* **What to produce**: Update the records from their start through the line containing "- logo-mark-text: A2: [172, 28, 244, 96]" by replacing "bounding boxes" with "coordinate boxes", leaving everything else unchanged.

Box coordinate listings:
═══
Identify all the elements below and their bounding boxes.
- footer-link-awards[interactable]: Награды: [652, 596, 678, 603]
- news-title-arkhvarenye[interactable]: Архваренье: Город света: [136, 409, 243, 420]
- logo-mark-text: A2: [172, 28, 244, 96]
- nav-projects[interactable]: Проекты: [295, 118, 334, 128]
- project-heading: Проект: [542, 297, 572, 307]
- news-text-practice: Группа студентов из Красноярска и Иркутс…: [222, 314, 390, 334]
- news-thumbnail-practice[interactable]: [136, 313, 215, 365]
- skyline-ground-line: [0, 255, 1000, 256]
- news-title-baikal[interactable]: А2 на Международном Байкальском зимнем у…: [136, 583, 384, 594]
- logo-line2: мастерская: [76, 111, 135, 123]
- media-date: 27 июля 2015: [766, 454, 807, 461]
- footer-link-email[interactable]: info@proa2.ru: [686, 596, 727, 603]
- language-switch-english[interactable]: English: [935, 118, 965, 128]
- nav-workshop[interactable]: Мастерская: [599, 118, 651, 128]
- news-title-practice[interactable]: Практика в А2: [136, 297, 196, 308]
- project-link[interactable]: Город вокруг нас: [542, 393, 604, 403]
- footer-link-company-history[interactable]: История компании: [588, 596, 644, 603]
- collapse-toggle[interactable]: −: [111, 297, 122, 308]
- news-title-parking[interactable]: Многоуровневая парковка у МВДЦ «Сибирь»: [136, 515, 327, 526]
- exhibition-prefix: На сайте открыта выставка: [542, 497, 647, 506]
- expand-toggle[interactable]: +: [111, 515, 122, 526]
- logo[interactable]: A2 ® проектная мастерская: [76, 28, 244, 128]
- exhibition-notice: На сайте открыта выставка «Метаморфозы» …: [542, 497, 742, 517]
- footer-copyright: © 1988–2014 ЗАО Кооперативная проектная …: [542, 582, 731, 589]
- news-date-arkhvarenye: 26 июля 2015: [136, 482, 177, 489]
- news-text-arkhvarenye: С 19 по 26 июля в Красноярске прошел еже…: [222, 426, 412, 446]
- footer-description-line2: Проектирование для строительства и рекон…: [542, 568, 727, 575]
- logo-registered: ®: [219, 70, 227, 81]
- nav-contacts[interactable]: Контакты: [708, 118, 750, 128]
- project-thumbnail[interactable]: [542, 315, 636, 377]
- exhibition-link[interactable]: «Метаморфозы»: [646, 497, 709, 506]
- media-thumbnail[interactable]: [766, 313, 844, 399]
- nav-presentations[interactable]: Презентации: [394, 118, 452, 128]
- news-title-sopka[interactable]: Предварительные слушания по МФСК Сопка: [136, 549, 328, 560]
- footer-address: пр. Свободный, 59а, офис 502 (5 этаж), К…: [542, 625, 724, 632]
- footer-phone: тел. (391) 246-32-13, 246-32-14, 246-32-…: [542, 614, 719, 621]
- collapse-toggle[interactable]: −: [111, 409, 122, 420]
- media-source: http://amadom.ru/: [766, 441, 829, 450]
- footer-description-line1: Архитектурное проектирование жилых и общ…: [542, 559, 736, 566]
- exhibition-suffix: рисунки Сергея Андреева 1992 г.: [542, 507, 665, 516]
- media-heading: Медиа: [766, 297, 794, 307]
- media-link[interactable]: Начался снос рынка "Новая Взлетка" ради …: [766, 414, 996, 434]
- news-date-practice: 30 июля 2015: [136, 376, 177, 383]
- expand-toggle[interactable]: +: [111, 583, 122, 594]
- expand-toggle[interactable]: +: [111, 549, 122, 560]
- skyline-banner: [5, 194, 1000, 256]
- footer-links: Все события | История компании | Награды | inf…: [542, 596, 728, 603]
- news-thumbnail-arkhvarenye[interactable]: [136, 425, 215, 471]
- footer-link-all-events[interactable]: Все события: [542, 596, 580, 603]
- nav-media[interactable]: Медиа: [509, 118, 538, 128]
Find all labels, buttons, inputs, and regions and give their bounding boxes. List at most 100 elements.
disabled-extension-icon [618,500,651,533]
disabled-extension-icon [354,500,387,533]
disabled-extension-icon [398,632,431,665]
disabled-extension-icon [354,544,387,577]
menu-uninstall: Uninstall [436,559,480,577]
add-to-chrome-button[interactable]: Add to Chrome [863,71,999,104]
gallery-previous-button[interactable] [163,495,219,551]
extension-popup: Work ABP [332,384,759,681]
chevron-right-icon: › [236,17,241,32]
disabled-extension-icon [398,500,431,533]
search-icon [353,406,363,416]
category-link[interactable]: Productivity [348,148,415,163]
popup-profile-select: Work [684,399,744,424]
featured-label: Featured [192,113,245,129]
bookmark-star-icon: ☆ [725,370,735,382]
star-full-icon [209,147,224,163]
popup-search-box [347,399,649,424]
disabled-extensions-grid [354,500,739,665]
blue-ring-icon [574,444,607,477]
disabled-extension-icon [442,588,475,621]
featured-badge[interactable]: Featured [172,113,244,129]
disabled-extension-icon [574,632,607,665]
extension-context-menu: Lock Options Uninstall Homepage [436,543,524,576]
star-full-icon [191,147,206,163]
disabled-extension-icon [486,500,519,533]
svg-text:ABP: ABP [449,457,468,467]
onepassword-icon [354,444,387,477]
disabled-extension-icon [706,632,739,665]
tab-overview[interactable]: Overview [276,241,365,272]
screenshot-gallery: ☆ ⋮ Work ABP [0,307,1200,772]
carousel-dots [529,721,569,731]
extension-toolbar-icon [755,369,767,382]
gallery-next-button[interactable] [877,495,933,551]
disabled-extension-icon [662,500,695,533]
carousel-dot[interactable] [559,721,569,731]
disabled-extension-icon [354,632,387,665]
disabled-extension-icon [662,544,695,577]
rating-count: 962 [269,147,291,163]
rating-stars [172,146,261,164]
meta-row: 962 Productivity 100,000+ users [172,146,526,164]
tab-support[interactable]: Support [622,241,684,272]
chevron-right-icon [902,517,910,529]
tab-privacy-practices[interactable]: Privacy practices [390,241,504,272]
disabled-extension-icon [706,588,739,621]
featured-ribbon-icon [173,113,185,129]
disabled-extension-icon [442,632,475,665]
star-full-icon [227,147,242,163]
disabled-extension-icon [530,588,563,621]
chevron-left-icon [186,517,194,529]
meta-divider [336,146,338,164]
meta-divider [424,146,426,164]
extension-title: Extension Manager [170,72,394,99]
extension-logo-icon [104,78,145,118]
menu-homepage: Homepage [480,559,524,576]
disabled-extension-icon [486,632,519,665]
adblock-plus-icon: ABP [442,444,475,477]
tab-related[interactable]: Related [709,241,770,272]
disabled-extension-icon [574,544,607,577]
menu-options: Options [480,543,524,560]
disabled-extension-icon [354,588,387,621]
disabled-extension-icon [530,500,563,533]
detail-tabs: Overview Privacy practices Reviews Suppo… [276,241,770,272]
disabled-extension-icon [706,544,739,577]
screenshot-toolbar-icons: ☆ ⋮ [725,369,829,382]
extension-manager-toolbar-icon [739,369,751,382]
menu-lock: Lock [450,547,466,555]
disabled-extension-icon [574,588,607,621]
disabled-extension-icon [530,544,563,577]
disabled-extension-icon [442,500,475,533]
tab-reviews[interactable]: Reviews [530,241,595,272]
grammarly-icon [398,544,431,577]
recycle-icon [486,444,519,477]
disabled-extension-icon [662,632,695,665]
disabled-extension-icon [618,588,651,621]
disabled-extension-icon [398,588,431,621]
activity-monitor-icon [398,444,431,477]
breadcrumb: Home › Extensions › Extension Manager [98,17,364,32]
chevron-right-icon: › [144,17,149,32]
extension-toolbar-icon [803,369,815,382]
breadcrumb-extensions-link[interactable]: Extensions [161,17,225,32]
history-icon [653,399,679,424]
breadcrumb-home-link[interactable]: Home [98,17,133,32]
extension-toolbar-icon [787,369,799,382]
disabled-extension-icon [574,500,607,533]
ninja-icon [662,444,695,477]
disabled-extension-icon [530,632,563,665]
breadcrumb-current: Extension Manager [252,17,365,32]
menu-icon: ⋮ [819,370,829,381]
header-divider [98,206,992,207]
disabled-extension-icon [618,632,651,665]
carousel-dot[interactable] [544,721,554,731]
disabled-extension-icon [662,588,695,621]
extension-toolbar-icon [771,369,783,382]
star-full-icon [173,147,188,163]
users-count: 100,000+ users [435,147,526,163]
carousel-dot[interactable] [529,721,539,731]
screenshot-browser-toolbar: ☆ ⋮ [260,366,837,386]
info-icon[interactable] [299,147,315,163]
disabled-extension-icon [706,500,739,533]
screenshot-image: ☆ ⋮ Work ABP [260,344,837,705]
═══
* **Task answer**:
Identify all the elements below and their coordinate boxes.
- footer-link-awards[interactable]: Награды: [652, 596, 678, 603]
- news-title-arkhvarenye[interactable]: Архваренье: Город света: [136, 409, 243, 420]
- logo-mark-text: A2: [172, 28, 244, 96]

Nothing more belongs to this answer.